Source records
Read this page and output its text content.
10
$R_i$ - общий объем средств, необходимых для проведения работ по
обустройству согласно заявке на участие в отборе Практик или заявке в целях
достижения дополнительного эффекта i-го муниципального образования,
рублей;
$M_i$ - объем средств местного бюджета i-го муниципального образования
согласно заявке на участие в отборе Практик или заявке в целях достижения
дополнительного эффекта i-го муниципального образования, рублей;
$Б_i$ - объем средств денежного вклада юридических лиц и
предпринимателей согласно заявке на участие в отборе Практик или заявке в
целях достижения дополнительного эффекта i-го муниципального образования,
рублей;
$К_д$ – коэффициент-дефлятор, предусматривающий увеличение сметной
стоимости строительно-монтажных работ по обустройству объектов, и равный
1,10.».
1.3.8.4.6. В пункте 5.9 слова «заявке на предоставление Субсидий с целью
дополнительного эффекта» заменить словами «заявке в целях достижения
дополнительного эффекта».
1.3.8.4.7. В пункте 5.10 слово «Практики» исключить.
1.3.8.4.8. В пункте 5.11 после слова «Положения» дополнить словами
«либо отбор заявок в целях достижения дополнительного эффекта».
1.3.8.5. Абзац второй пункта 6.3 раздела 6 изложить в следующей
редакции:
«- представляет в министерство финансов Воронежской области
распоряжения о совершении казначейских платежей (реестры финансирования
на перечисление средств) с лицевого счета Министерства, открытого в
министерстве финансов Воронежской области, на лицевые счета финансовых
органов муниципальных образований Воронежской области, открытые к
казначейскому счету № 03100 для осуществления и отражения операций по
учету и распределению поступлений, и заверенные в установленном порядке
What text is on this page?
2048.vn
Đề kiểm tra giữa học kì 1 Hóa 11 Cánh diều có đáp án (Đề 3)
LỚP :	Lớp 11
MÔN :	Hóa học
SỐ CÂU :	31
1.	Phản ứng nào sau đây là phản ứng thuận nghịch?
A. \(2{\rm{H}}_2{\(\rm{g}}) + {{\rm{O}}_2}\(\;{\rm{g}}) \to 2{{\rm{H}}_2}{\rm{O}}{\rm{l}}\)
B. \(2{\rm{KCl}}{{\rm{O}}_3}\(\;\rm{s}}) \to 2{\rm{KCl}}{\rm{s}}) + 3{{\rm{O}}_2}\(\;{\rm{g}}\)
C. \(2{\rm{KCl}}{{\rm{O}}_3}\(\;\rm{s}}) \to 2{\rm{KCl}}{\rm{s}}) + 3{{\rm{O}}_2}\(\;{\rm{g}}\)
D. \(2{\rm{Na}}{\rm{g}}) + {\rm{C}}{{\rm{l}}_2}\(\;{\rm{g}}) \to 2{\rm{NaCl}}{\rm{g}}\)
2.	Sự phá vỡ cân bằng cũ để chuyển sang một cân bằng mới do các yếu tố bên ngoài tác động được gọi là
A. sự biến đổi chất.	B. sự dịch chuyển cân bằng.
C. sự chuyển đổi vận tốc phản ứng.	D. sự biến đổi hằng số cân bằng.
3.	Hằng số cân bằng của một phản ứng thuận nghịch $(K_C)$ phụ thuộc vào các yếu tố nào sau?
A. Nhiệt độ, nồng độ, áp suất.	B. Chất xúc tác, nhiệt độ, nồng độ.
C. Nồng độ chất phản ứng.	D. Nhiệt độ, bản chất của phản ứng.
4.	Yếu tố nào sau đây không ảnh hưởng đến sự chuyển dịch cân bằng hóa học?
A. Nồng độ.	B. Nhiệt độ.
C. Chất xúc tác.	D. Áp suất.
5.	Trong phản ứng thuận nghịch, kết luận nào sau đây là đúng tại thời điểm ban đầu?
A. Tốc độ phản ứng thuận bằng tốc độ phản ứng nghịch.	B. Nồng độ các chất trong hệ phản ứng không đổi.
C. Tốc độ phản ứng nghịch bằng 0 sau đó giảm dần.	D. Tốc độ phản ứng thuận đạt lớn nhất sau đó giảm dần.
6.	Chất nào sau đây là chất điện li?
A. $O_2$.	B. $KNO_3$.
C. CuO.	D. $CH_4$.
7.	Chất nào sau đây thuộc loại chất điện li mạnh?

Exercise: Extract all lines that hold the word "nghịch".

Answer in full:
1.	Phản ứng nào sau đây là phản ứng thuận nghịch?
3.	Hằng số cân bằng của một phản ứng thuận nghịch $(K_C)$ phụ thuộc vào các yếu tố nào sau?
5.	Trong phản ứng thuận nghịch, kết luận nào sau đây là đúng tại thời điểm ban đầu?
A. Tốc độ phản ứng thuận bằng tốc độ phản ứng nghịch.	B. Nồng độ các chất trong hệ phản ứng không đổi.
C. Tốc độ phản ứng nghịch bằng 0 sau đó giảm dần.	D. Tốc độ phản ứng thuận đạt lớn nhất sau đó giảm dần.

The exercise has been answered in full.